* _Exercise directions_
Exclude the pictures; give every entry again exactly as written.

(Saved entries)
**********

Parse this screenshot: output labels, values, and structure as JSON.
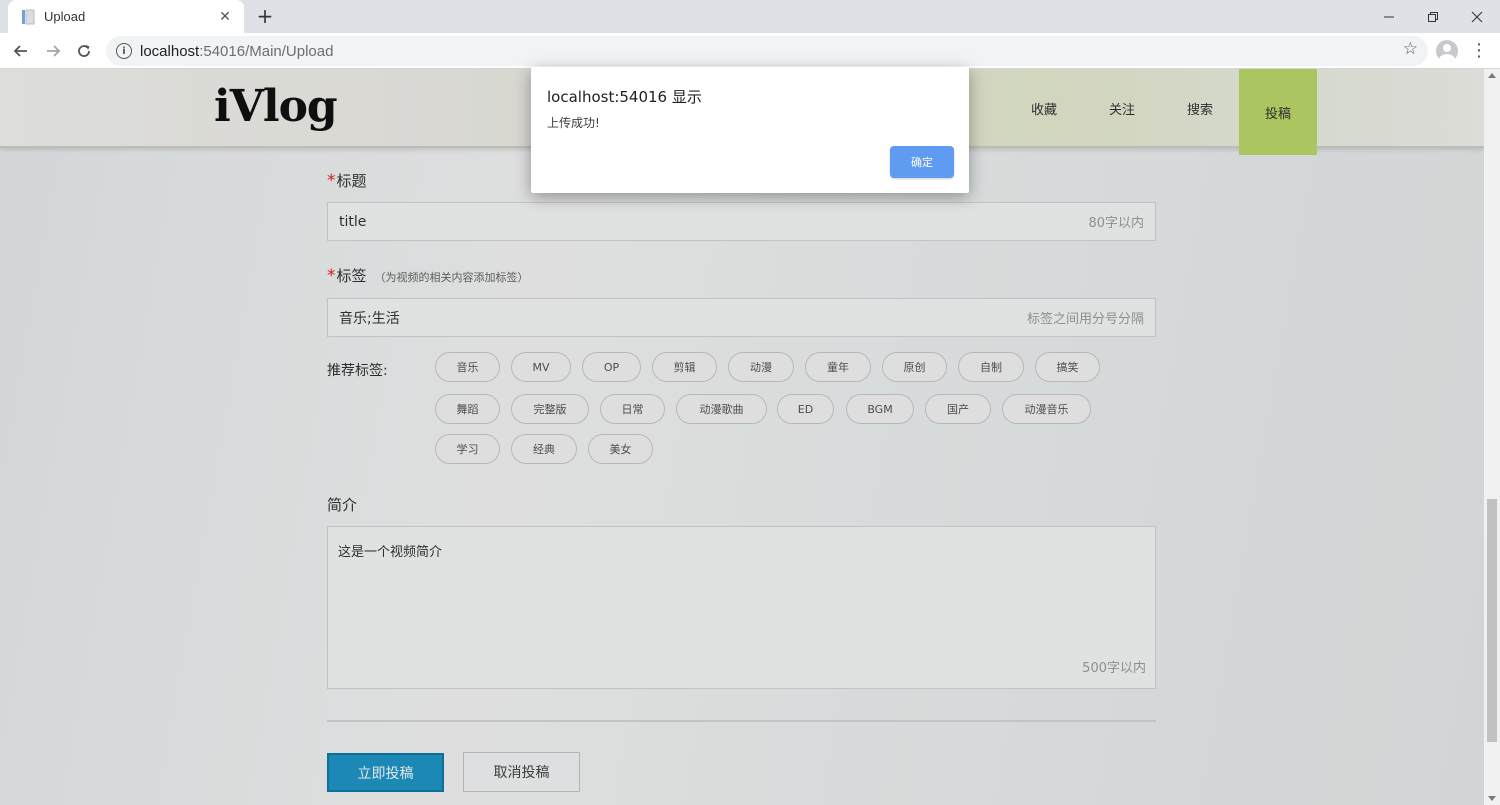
{
  "browser": {
    "tab_title": "Upload",
    "new_tab_glyph": "+",
    "tab_close_glyph": "✕",
    "url_host": "localhost",
    "url_rest": ":54016/Main/Upload",
    "icons": [
      "page-favicon-icon",
      "back-arrow-icon",
      "forward-arrow-icon",
      "reload-icon",
      "info-icon",
      "star-icon",
      "profile-avatar-icon",
      "kebab-menu-icon",
      "minimize-icon",
      "restore-icon",
      "close-icon"
    ]
  },
  "site": {
    "logo": "iVlog",
    "nav": [
      "收藏",
      "关注",
      "搜索",
      "投稿"
    ],
    "active_nav": "投稿",
    "colors": {
      "active_nav": "#bcd96a",
      "submit": "#1e96c8",
      "required": "#e0261d",
      "dialog_ok": "#5f9bf0"
    }
  },
  "form": {
    "required_mark": "*",
    "title_label": "标题",
    "title_value": "title",
    "title_limit": "80字以内",
    "tags_label": "标签",
    "tags_hint": "（为视频的相关内容添加标签）",
    "tags_value": "音乐;生活",
    "tags_placeholder_hint": "标签之间用分号分隔",
    "recommended_label": "推荐标签:",
    "recommended_tags": [
      [
        "音乐",
        "MV",
        "OP",
        "剪辑",
        "动漫",
        "童年",
        "原创",
        "自制",
        "搞笑"
      ],
      [
        "舞蹈",
        "完整版",
        "日常",
        "动漫歌曲",
        "ED",
        "BGM",
        "国产",
        "动漫音乐"
      ],
      [
        "学习",
        "经典",
        "美女"
      ]
    ],
    "summary_label": "简介",
    "summary_value": "这是一个视频简介",
    "summary_limit": "500字以内",
    "submit_label": "立即投稿",
    "cancel_label": "取消投稿"
  },
  "dialog": {
    "title": "localhost:54016 显示",
    "message": "上传成功!",
    "ok_label": "确定"
  }
}
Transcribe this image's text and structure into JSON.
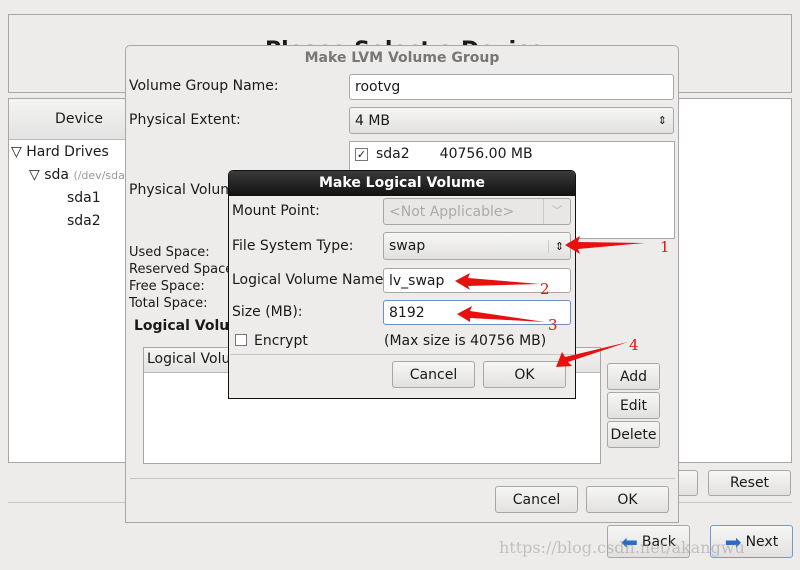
{
  "background": {
    "title": "Please Select a Device",
    "device_header": "Device",
    "tree": {
      "root": "Hard Drives",
      "disk": "sda",
      "disk_path": "(/dev/sda)",
      "partitions": [
        "sda1",
        "sda2"
      ]
    },
    "reset_label": "Reset",
    "back_label": "Back",
    "next_label": "Next"
  },
  "lvm_dialog": {
    "title": "Make LVM Volume Group",
    "vg_name_label": "Volume Group Name:",
    "vg_name_value": "rootvg",
    "pe_label": "Physical Extent:",
    "pe_value": "4 MB",
    "pv_label": "Physical Volumes to Use:",
    "pvs": [
      {
        "name": "sda2",
        "size": "40756.00 MB",
        "checked": true
      }
    ],
    "used_label": "Used Space:",
    "reserved_label": "Reserved Space:",
    "free_label": "Free Space:",
    "total_label": "Total Space:",
    "lv_section": "Logical Volumes",
    "lv_col": "Logical Volume Name",
    "add_label": "Add",
    "edit_label": "Edit",
    "delete_label": "Delete",
    "cancel_label": "Cancel",
    "ok_label": "OK"
  },
  "lv_dialog": {
    "title": "Make Logical Volume",
    "mount_label": "Mount Point:",
    "mount_value": "<Not Applicable>",
    "fs_label": "File System Type:",
    "fs_value": "swap",
    "name_label": "Logical Volume Name:",
    "name_value": "lv_swap",
    "size_label": "Size (MB):",
    "size_value": "8192",
    "encrypt_label": "Encrypt",
    "encrypt_checked": false,
    "max_size": "(Max size is 40756 MB)",
    "cancel_label": "Cancel",
    "ok_label": "OK"
  },
  "annotations": {
    "color": "#e8100f",
    "numbers": [
      "1",
      "2",
      "3",
      "4"
    ]
  },
  "watermark": "https://blog.csdn.net/akangwu"
}
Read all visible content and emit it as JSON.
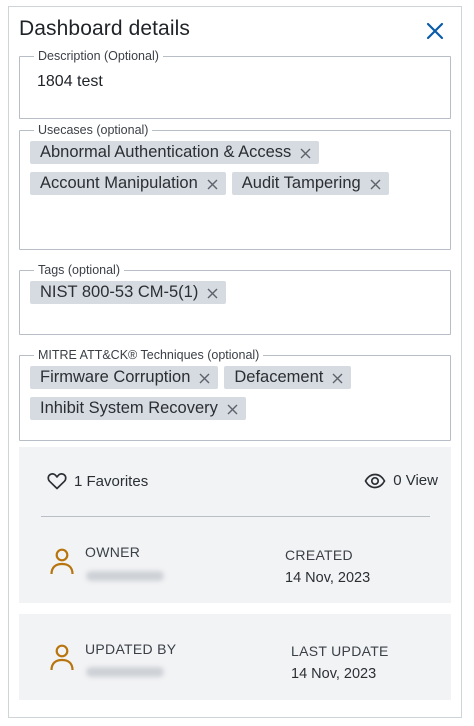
{
  "panel": {
    "title": "Dashboard details",
    "close_icon": "close-icon"
  },
  "description": {
    "label": "Description (Optional)",
    "value": "1804 test"
  },
  "usecases": {
    "label": "Usecases (optional)",
    "items": [
      "Abnormal Authentication & Access",
      "Account Manipulation",
      "Audit Tampering"
    ]
  },
  "tags": {
    "label": "Tags (optional)",
    "items": [
      "NIST 800-53 CM-5(1)"
    ]
  },
  "mitre": {
    "label": "MITRE ATT&CK® Techniques (optional)",
    "items": [
      "Firmware Corruption",
      "Defacement",
      "Inhibit System Recovery"
    ]
  },
  "stats": {
    "favorites": "1 Favorites",
    "views": "0 View"
  },
  "owner": {
    "label": "OWNER",
    "created_label": "CREATED",
    "created_value": "14 Nov, 2023"
  },
  "updated": {
    "label": "UPDATED BY",
    "last_update_label": "LAST UPDATE",
    "last_update_value": "14 Nov, 2023"
  },
  "colors": {
    "accent": "#0b5ca8",
    "chip_bg": "#d6dbe1",
    "person_icon": "#b8750e"
  }
}
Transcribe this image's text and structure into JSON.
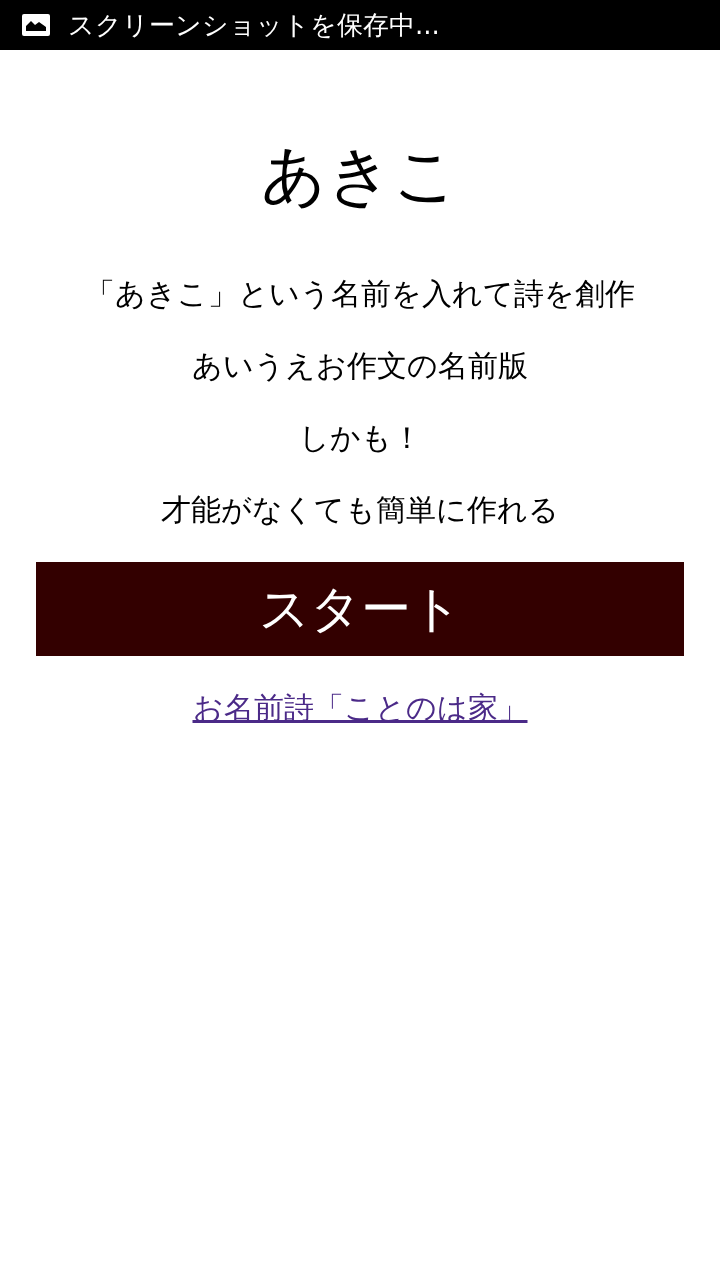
{
  "status_bar": {
    "notification": "スクリーンショットを保存中..."
  },
  "title": "あきこ",
  "description": [
    "「あきこ」という名前を入れて詩を創作",
    "あいうえお作文の名前版",
    "しかも！",
    "才能がなくても簡単に作れる"
  ],
  "start_button": {
    "label": "スタート"
  },
  "link": {
    "label": "お名前詩「ことのは家」"
  }
}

**********

* _Response to the task_
Parse this screenshot: output labels, values, and structure as JSON.
{
  "browser": {
    "tab_title": "Upload",
    "new_tab_glyph": "+",
    "tab_close_glyph": "✕",
    "url_host": "localhost",
    "url_rest": ":54016/Main/Upload",
    "icons": [
      "page-favicon-icon",
      "back-arrow-icon",
      "forward-arrow-icon",
      "reload-icon",
      "info-icon",
      "star-icon",
      "profile-avatar-icon",
      "kebab-menu-icon",
      "minimize-icon",
      "restore-icon",
      "close-icon"
    ]
  },
  "site": {
    "logo": "iVlog",
    "nav": [
      "收藏",
      "关注",
      "搜索",
      "投稿"
    ],
    "active_nav": "投稿",
    "colors": {
      "active_nav": "#bcd96a",
      "submit": "#1e96c8",
      "required": "#e0261d",
      "dialog_ok": "#5f9bf0"
    }
  },
  "form": {
    "required_mark": "*",
    "title_label": "标题",
    "title_value": "title",
    "title_limit": "80字以内",
    "tags_label": "标签",
    "tags_hint": "（为视频的相关内容添加标签）",
    "tags_value": "音乐;生活",
    "tags_placeholder_hint": "标签之间用分号分隔",
    "recommended_label": "推荐标签:",
    "recommended_tags": [
      [
        "音乐",
        "MV",
        "OP",
        "剪辑",
        "动漫",
        "童年",
        "原创",
        "自制",
        "搞笑"
      ],
      [
        "舞蹈",
        "完整版",
        "日常",
        "动漫歌曲",
        "ED",
        "BGM",
        "国产",
        "动漫音乐"
      ],
      [
        "学习",
        "经典",
        "美女"
      ]
    ],
    "summary_label": "简介",
    "summary_value": "这是一个视频简介",
    "summary_limit": "500字以内",
    "submit_label": "立即投稿",
    "cancel_label": "取消投稿"
  },
  "dialog": {
    "title": "localhost:54016 显示",
    "message": "上传成功!",
    "ok_label": "确定"
  }
}
Transcribe this image's text and structure into JSON.
{
  "background": {
    "title": "Please Select a Device",
    "device_header": "Device",
    "tree": {
      "root": "Hard Drives",
      "disk": "sda",
      "disk_path": "(/dev/sda)",
      "partitions": [
        "sda1",
        "sda2"
      ]
    },
    "reset_label": "Reset",
    "back_label": "Back",
    "next_label": "Next"
  },
  "lvm_dialog": {
    "title": "Make LVM Volume Group",
    "vg_name_label": "Volume Group Name:",
    "vg_name_value": "rootvg",
    "pe_label": "Physical Extent:",
    "pe_value": "4 MB",
    "pv_label": "Physical Volumes to Use:",
    "pvs": [
      {
        "name": "sda2",
        "size": "40756.00 MB",
        "checked": true
      }
    ],
    "used_label": "Used Space:",
    "reserved_label": "Reserved Space:",
    "free_label": "Free Space:",
    "total_label": "Total Space:",
    "lv_section": "Logical Volumes",
    "lv_col": "Logical Volume Name",
    "add_label": "Add",
    "edit_label": "Edit",
    "delete_label": "Delete",
    "cancel_label": "Cancel",
    "ok_label": "OK"
  },
  "lv_dialog": {
    "title": "Make Logical Volume",
    "mount_label": "Mount Point:",
    "mount_value": "<Not Applicable>",
    "fs_label": "File System Type:",
    "fs_value": "swap",
    "name_label": "Logical Volume Name:",
    "name_value": "lv_swap",
    "size_label": "Size (MB):",
    "size_value": "8192",
    "encrypt_label": "Encrypt",
    "encrypt_checked": false,
    "max_size": "(Max size is 40756 MB)",
    "cancel_label": "Cancel",
    "ok_label": "OK"
  },
  "annotations": {
    "color": "#e8100f",
    "numbers": [
      "1",
      "2",
      "3",
      "4"
    ]
  },
  "watermark": "https://blog.csdn.net/akangwu"
}
Read all visible content and emit it as JSON.
{
  "panel": {
    "title": "Dashboard details",
    "close_icon": "close-icon"
  },
  "description": {
    "label": "Description (Optional)",
    "value": "1804 test"
  },
  "usecases": {
    "label": "Usecases (optional)",
    "items": [
      "Abnormal Authentication & Access",
      "Account Manipulation",
      "Audit Tampering"
    ]
  },
  "tags": {
    "label": "Tags (optional)",
    "items": [
      "NIST 800-53 CM-5(1)"
    ]
  },
  "mitre": {
    "label": "MITRE ATT&CK® Techniques (optional)",
    "items": [
      "Firmware Corruption",
      "Defacement",
      "Inhibit System Recovery"
    ]
  },
  "stats": {
    "favorites": "1 Favorites",
    "views": "0 View"
  },
  "owner": {
    "label": "OWNER",
    "created_label": "CREATED",
    "created_value": "14 Nov, 2023"
  },
  "updated": {
    "label": "UPDATED BY",
    "last_update_label": "LAST UPDATE",
    "last_update_value": "14 Nov, 2023"
  },
  "colors": {
    "accent": "#0b5ca8",
    "chip_bg": "#d6dbe1",
    "person_icon": "#b8750e"
  }
}
Transcribe this image's text and structure into JSON.
{
  "status_bar": {
    "notification": "スクリーンショットを保存中..."
  },
  "title": "あきこ",
  "description": [
    "「あきこ」という名前を入れて詩を創作",
    "あいうえお作文の名前版",
    "しかも！",
    "才能がなくても簡単に作れる"
  ],
  "start_button": {
    "label": "スタート"
  },
  "link": {
    "label": "お名前詩「ことのは家」"
  }
}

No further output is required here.